## [SET PROBLEM]
Look through the material and copy each line holding "tipo".

## [INFORMATION SUPPLIED]
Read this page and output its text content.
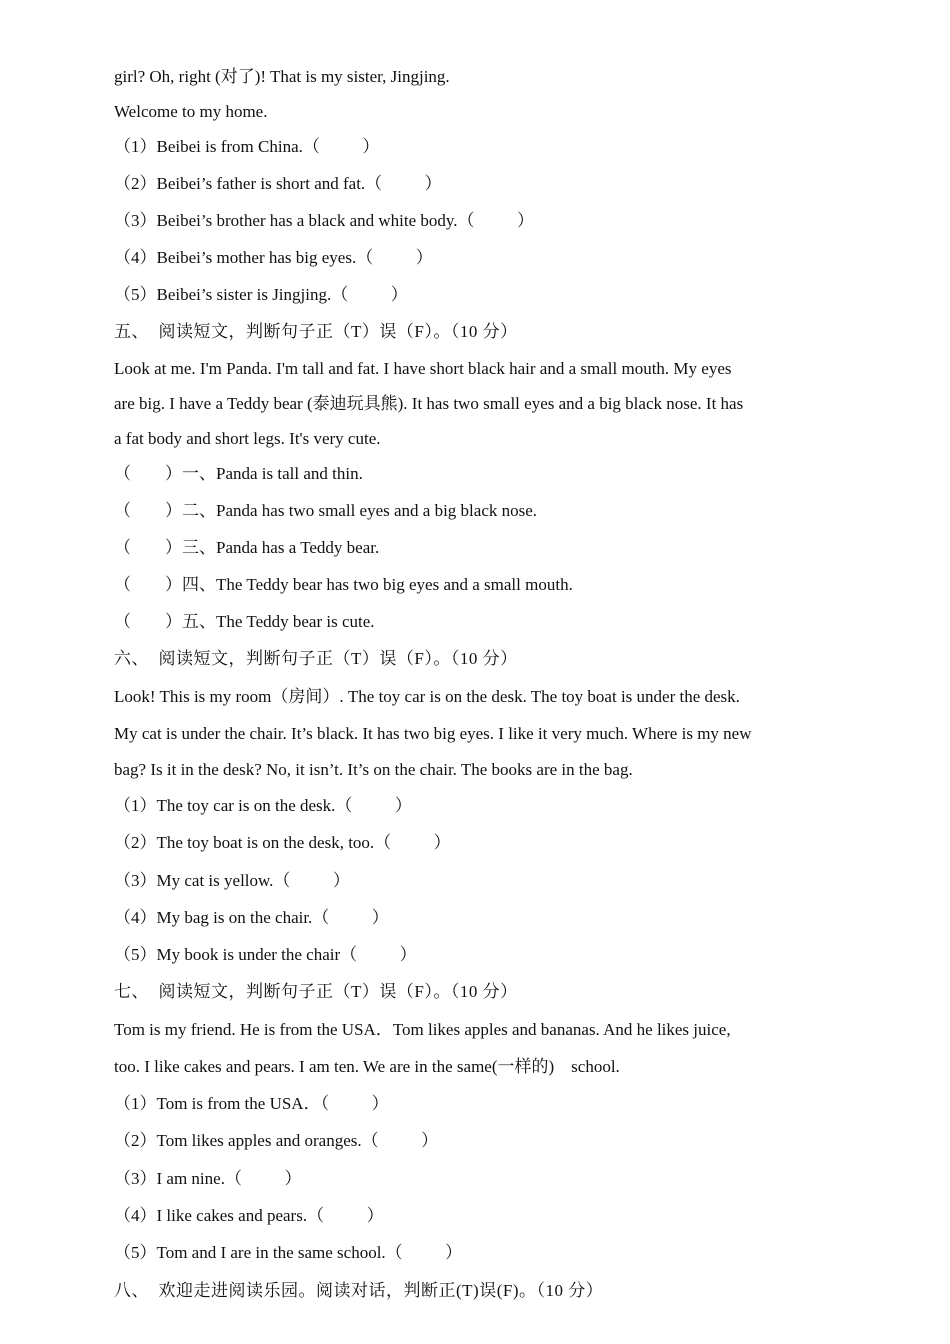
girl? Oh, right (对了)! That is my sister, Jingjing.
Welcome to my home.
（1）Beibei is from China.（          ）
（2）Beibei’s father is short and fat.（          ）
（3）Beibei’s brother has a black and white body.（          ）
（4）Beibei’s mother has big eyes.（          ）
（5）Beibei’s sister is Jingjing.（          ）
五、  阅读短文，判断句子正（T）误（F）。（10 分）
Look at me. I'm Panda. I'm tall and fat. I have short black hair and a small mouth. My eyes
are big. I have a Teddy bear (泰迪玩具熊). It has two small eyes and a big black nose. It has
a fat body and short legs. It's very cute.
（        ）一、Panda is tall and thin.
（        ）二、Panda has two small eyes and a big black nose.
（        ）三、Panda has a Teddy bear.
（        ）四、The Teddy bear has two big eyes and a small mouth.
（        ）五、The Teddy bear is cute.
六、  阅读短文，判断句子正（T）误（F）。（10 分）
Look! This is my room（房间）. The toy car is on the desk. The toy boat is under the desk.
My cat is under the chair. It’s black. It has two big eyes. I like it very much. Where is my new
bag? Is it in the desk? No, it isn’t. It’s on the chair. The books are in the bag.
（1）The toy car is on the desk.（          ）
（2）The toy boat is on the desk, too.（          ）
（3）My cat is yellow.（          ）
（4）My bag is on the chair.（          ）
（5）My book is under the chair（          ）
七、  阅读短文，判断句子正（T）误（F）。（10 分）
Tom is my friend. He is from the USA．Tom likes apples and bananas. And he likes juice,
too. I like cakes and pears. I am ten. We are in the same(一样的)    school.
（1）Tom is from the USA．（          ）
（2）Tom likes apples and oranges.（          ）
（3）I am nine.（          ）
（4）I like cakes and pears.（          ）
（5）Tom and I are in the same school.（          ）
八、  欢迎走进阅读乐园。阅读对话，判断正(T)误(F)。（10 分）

---

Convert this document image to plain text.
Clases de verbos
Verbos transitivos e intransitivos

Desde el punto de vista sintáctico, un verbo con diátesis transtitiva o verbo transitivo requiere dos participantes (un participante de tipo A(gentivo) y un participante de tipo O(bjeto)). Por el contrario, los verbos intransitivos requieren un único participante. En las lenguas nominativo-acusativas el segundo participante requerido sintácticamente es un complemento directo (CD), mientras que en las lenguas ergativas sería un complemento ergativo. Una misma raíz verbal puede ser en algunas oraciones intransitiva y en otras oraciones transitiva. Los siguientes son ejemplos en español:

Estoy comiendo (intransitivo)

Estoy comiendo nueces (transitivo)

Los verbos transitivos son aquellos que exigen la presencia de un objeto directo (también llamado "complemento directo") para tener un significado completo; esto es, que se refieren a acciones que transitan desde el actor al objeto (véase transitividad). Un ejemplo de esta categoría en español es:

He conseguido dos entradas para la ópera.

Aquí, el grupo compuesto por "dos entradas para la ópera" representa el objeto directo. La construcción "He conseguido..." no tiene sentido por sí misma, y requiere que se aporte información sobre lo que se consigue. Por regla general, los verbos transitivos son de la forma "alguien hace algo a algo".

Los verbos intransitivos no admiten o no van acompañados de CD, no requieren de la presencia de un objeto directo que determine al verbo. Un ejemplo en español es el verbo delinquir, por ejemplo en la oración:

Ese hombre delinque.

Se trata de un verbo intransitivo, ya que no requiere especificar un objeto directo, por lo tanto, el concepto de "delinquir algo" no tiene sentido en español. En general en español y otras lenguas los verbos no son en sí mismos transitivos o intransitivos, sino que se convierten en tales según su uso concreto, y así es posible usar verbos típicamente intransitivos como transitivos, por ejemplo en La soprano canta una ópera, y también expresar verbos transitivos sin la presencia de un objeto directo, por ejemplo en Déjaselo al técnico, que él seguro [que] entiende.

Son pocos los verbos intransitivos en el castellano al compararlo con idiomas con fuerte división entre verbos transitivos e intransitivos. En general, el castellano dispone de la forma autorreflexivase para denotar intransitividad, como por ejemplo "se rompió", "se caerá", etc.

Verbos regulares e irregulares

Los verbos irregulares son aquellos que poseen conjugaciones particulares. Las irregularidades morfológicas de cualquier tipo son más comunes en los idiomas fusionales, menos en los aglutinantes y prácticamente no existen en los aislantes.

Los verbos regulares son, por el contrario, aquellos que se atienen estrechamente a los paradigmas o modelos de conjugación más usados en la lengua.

## [TASK RESULT]
Desde el punto de vista sintáctico, un verbo con diátesis transtitiva o verbo transitivo requiere dos participantes (un participante de tipo A(gentivo) y un participante de tipo O(bjeto)). Por el contrario, los verbos intransitivos requieren un único participante. En las lenguas nominativo-acusativas el segundo participante requerido sintácticamente es un complemento directo (CD), mientras que en las lenguas ergativas sería un complemento ergativo. Una misma raíz verbal puede ser en algunas oraciones intransitiva y en otras oraciones transitiva. Los siguientes son ejemplos en español:
Los verbos irregulares son aquellos que poseen conjugaciones particulares. Las irregularidades morfológicas de cualquier tipo son más comunes en los idiomas fusionales, menos en los aglutinantes y prácticamente no existen en los aislantes.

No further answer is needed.